Excerpts from a figure dataset –
**********
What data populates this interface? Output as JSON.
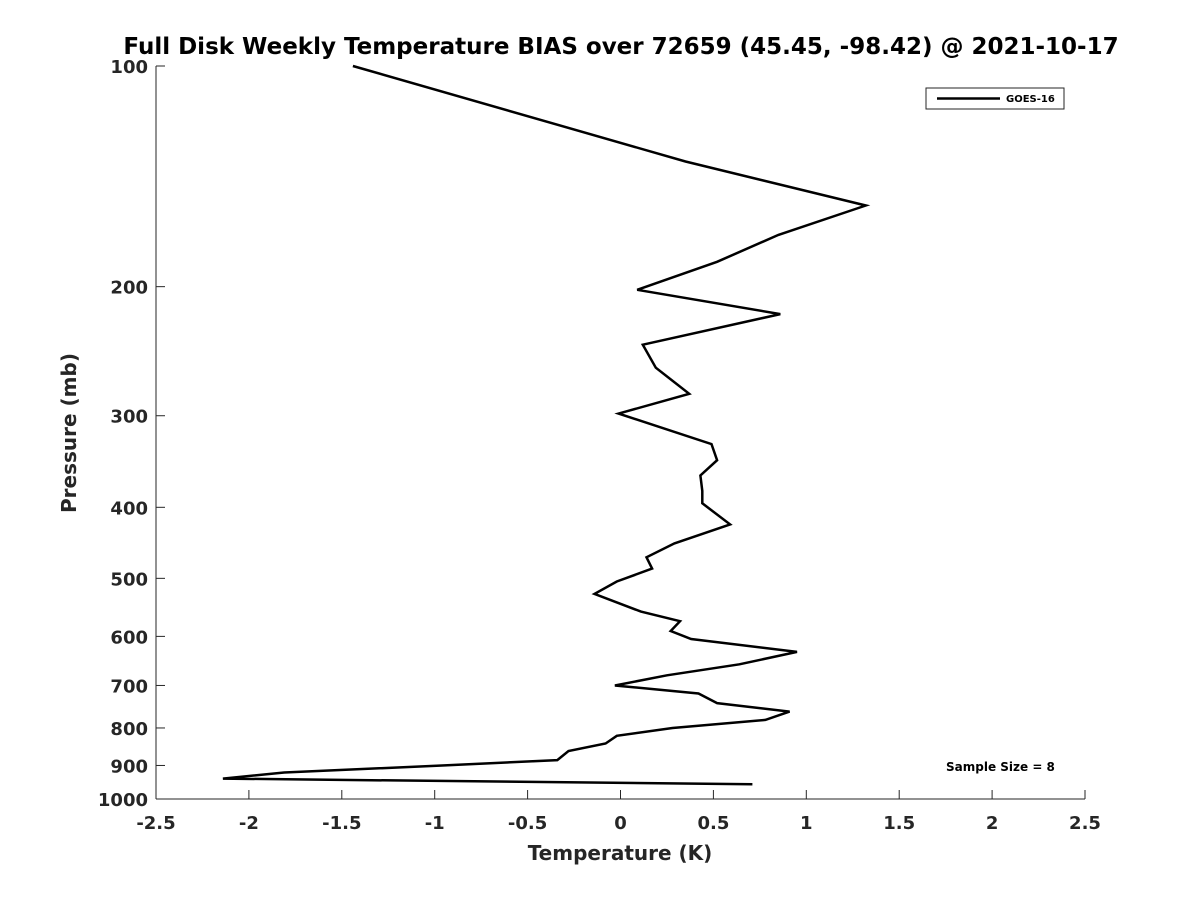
{
  "chart_data": {
    "type": "line",
    "title": "Full Disk Weekly Temperature BIAS over 72659 (45.45, -98.42) @ 2021-10-17",
    "xlabel": "Temperature (K)",
    "ylabel": "Pressure (mb)",
    "xlim": [
      -2.5,
      2.5
    ],
    "ylim": [
      100,
      1000
    ],
    "y_scale": "log",
    "y_reversed": true,
    "grid": false,
    "legend_position": "top-right",
    "x_ticks": [
      -2.5,
      -2,
      -1.5,
      -1,
      -0.5,
      0,
      0.5,
      1,
      1.5,
      2,
      2.5
    ],
    "x_tick_labels": [
      "-2.5",
      "-2",
      "-1.5",
      "-1",
      "-0.5",
      "0",
      "0.5",
      "1",
      "1.5",
      "2",
      "2.5"
    ],
    "y_ticks": [
      100,
      200,
      300,
      400,
      500,
      600,
      700,
      800,
      900,
      1000
    ],
    "y_tick_labels": [
      "100",
      "200",
      "300",
      "400",
      "500",
      "600",
      "700",
      "800",
      "900",
      "1000"
    ],
    "annotation": "Sample Size = 8",
    "series": [
      {
        "name": "GOES-16",
        "color": "#000000",
        "points": [
          [
            -1.44,
            100
          ],
          [
            0.35,
            135
          ],
          [
            1.32,
            155
          ],
          [
            0.85,
            170
          ],
          [
            0.52,
            185
          ],
          [
            0.09,
            202
          ],
          [
            0.86,
            218
          ],
          [
            0.12,
            240
          ],
          [
            0.19,
            258
          ],
          [
            0.37,
            280
          ],
          [
            -0.01,
            298
          ],
          [
            0.49,
            328
          ],
          [
            0.52,
            345
          ],
          [
            0.43,
            362
          ],
          [
            0.44,
            380
          ],
          [
            0.44,
            395
          ],
          [
            0.59,
            422
          ],
          [
            0.29,
            448
          ],
          [
            0.14,
            468
          ],
          [
            0.17,
            485
          ],
          [
            -0.02,
            505
          ],
          [
            -0.14,
            525
          ],
          [
            0.11,
            555
          ],
          [
            0.32,
            572
          ],
          [
            0.27,
            590
          ],
          [
            0.38,
            605
          ],
          [
            0.95,
            630
          ],
          [
            0.64,
            655
          ],
          [
            0.25,
            678
          ],
          [
            -0.03,
            700
          ],
          [
            0.42,
            718
          ],
          [
            0.52,
            740
          ],
          [
            0.91,
            760
          ],
          [
            0.78,
            780
          ],
          [
            0.28,
            800
          ],
          [
            -0.02,
            820
          ],
          [
            -0.08,
            840
          ],
          [
            -0.28,
            860
          ],
          [
            -0.34,
            885
          ],
          [
            -0.96,
            900
          ],
          [
            -1.81,
            920
          ],
          [
            -2.14,
            938
          ],
          [
            0.71,
            955
          ]
        ]
      }
    ]
  }
}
**********
Copy every single line of the material above that holds "Temperature".

SOLUTION TO THIS PROBLEM –
    "title": "Full Disk Weekly Temperature BIAS over 72659 (45.45, -98.42) @ 2021-10-17",
    "xlabel": "Temperature (K)",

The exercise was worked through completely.